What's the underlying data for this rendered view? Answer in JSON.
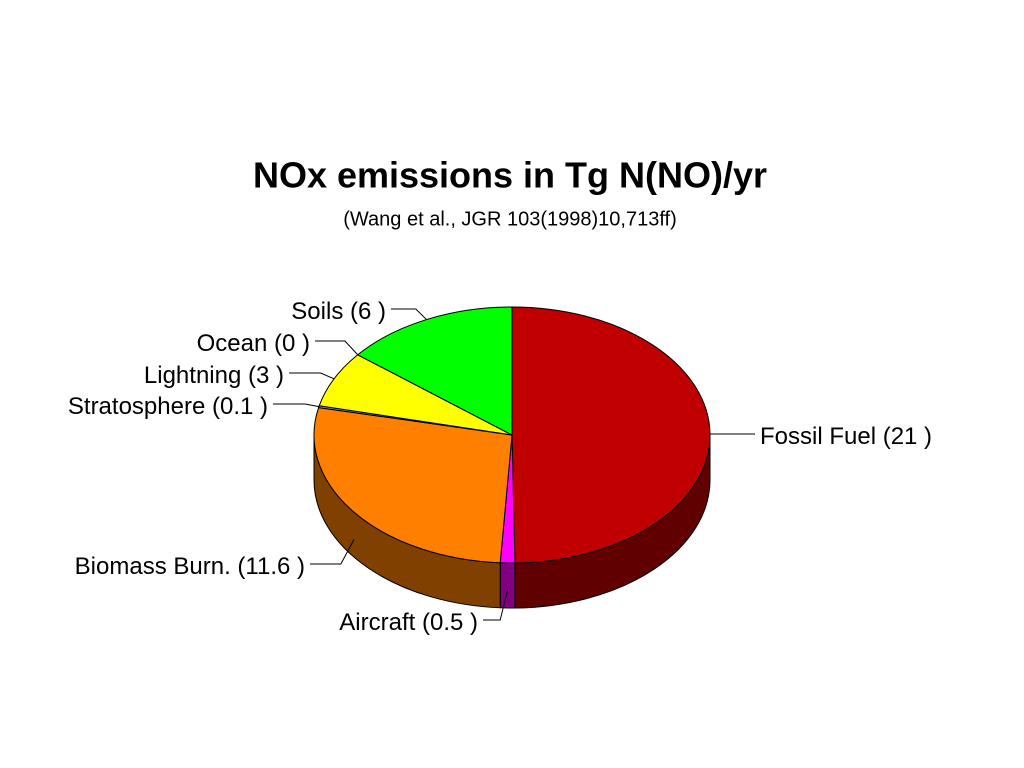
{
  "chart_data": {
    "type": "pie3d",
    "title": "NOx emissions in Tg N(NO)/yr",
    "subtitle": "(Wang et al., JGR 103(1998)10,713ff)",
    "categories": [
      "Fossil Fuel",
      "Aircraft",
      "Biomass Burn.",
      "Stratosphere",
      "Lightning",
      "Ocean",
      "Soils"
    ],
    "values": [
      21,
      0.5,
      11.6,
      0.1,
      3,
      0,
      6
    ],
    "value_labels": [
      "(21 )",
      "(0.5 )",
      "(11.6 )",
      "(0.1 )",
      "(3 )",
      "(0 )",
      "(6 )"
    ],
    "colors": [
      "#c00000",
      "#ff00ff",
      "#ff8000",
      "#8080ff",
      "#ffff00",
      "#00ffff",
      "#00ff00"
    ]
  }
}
■ ■ ■ ■ ■ ■ ■
Retype the entries word for word. Omit any images.

**EXERCISE RESULT**
What's the underlying data for this rendered view? Answer in JSON.
{
  "chart_data": {
    "type": "pie3d",
    "title": "NOx emissions in Tg N(NO)/yr",
    "subtitle": "(Wang et al., JGR 103(1998)10,713ff)",
    "categories": [
      "Fossil Fuel",
      "Aircraft",
      "Biomass Burn.",
      "Stratosphere",
      "Lightning",
      "Ocean",
      "Soils"
    ],
    "values": [
      21,
      0.5,
      11.6,
      0.1,
      3,
      0,
      6
    ],
    "value_labels": [
      "(21 )",
      "(0.5 )",
      "(11.6 )",
      "(0.1 )",
      "(3 )",
      "(0 )",
      "(6 )"
    ],
    "colors": [
      "#c00000",
      "#ff00ff",
      "#ff8000",
      "#8080ff",
      "#ffff00",
      "#00ffff",
      "#00ff00"
    ]
  }
}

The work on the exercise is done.